→ **Activity list**
#1 Decide whether each statement agrees with the article on IBM's mobile migration. For each one, give yes or no and quote the words of the article that settle it.
(a) Tworek said it took less than three days to integrate MaaS360 into the IBM architecture.
(b) On the first day, 30,000 devices were on-boarded on MaaS360.
(c) IBM's new partnership with Apple focuses on web apps.
#2 In the article on IBM's mobile migration, rewrite the stretch from "Given that the" through "on native apps.", swapping "partnership" out for "alliance".
#3 Write the next part of the article on IBM's mobile migration, picking up after its final sentence.
[Excerpt to read]
In March, IBM issued a white paper outlining that its "CIO Office manages about one hundred-thousand IBM employees' smartphones and tablets," and had initiated plans to migrate 90 percent of these devices to MaaS360 "within one month."

Bill Tworek, IBM's executive IT architect for CIO Office, noted that his group began "on-boarding devices on MaaS360 five days after the close of acquisition— 15,000 on the first day and over 30,000 in the first week," adding that "it took us less than 3 days to integrate MaaS360 into the IBM architecture and by moving from an on-premises model to a cloud model we'll save US $500,000."

Given that the majority of mobile device at IBM had been BlackBerry phones, that suggests a rapid migration from BES, an "on-premises" MDM that is not inexpensive to license and operate. That also underscores why BlackBerry's stock took such a hit when IBM and Apple announced their partnership.

Enterprise apps going native with iOS

However, there are two other platform shifts IBM's rapid migration and "MobileFirst" strategy highlight. First is that IBM is no longer targeting web apps as the way to approach mobile development.

Echoing the observations of FaceBook's chief executive Mark Zuckerberg, who in late 2012 stated that "the biggest mistake we made as a company was betting too much on HTML5 instead of native [platform development]," IBM's new partnership with Apple focuses on native apps.
[/Excerpt to read]
[Data listing]
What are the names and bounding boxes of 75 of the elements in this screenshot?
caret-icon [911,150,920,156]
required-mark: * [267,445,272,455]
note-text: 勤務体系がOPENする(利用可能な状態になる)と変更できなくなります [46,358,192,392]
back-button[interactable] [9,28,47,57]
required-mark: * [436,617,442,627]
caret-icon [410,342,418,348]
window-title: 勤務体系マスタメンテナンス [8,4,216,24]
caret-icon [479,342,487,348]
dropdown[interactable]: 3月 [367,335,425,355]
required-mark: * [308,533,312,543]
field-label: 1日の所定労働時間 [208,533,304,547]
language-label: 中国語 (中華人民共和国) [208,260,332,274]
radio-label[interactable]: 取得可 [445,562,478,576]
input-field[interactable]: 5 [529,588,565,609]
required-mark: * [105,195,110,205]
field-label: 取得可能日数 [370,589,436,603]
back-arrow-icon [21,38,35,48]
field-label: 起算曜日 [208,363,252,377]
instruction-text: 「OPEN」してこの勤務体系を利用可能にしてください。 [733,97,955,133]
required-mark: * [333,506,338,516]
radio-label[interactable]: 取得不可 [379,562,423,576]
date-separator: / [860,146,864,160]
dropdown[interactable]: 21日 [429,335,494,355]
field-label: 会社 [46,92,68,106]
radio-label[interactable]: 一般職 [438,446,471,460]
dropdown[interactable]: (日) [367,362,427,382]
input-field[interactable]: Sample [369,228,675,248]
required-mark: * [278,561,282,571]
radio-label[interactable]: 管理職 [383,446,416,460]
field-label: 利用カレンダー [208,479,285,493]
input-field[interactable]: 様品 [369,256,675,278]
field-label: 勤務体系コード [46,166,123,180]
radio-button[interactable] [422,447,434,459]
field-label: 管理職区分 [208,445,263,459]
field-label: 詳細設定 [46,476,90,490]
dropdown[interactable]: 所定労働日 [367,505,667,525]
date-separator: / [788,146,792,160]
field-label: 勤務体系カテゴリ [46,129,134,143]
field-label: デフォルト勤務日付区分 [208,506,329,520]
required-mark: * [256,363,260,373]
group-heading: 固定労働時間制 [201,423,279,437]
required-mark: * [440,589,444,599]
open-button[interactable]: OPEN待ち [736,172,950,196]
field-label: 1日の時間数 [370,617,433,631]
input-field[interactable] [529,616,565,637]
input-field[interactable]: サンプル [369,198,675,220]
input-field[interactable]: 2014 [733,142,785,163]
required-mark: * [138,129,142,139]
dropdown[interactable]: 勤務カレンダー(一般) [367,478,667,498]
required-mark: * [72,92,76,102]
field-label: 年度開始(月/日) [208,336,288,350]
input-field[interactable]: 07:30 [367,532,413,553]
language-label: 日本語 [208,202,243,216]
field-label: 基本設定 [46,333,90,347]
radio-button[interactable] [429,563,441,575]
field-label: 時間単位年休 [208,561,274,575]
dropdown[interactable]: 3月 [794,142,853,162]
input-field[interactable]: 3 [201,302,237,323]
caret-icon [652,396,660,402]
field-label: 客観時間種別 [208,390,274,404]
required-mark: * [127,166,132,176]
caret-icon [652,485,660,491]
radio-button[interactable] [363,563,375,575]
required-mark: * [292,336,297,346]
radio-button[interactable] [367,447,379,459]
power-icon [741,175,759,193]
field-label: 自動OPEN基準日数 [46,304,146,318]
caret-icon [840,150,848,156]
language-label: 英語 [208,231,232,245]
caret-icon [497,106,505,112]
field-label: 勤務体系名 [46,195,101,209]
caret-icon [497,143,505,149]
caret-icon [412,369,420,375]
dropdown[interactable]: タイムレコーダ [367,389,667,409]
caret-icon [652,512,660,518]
[/Data listing]
→ **Answers by item number**
#1
(a) Yes: "it took us less than 3 days to integrate MaaS360 into the IBM architecture"
(b) No: "15,000 on the first day and over 30,000 in the first week"
(c) No: "IBM's new partnership with Apple focuses on native apps."

#2
Given that the majority of mobile device at IBM had been BlackBerry phones, that suggests a rapid migration from BES, an "on-premises" MDM that is not inexpensive to license and operate. That also underscores why BlackBerry's stock took such a hit when IBM and Apple announced their alliance.

Enterprise apps going native with iOS

However, there are two other platform shifts IBM's rapid migration and "MobileFirst" strategy highlight. First is that IBM is no longer targeting web apps as the way to approach mobile development.

Echoing the observations of FaceBook's chief executive Mark Zuckerberg, who in late 2012 stated that "the biggest mistake we made as a company was betting too much on HTML5 instead of native [platform development]," IBM's new alliance with Apple focuses on native apps.

#3
"Right now, engineers, designers, and developers from both organizations are working on more than 100 end-to-end mobile solutions, including a new category of mobile apps, that are ready for the enterprise," the company states. "Each will address a specific industry need and is being designed from the ground up with cloud software services for analytics, data security, and device management native to iOS."

Building native apps for iOS that are designed to sell iPhone and iPad as part of a compete, managed solution is a primary blow to BlackBerry's enterprise-centric strategy aimed at resuscitating its sales. But it's also a blow to Android, which lacks critical enterprise support in software and introduces hardware fragmentation issues.

It's also more bad news for Microsoft's struggling Windows Phone, which is currently selling primarily to low end consumer markets. Additionally, it's also a bad for Windows PCs, hybrid devices and tablets that are struggling to fend off sales erosion due to the increasing adoption of iPads among mobile workers.

New push in Enterprise adoption of Macs

Outside of iOS, there's also another significant new benefactor to IBM's partnership with Apple: Mac sales. That's because native iOS app development requires Apple's Xcode, which remains exclusive to OS X.

Roman Foeckl, the chief executive of CoSoSys, an enterprise security firm that sells PC security and Mobile Device Management tools, noted in an email that "Apple has learned a lot from its huge deployment of iOS devices in the enterprise. With iOS devices gaining popularity amongst traditionally Windows agnostic users, the tide has started to shift dramatically." "with IBM's added expertise about enterprise needs, we could finally start to see a significant shift in the balance over control of the enterprise IT" - Roman Foeckl, CEO CoSoSys

Foeckl added, "This trend is confirmed by yesterday's Apple quarterly announcement of a 17.6% increase in Mac sales (Q3 2013 vs. Q3 2014) with a total of 4.41m Macs sold. Many of them are being sold to enterprise customers and the partnership announcement with IBM will continue fueling this trend. IBM knows the enterprise needs.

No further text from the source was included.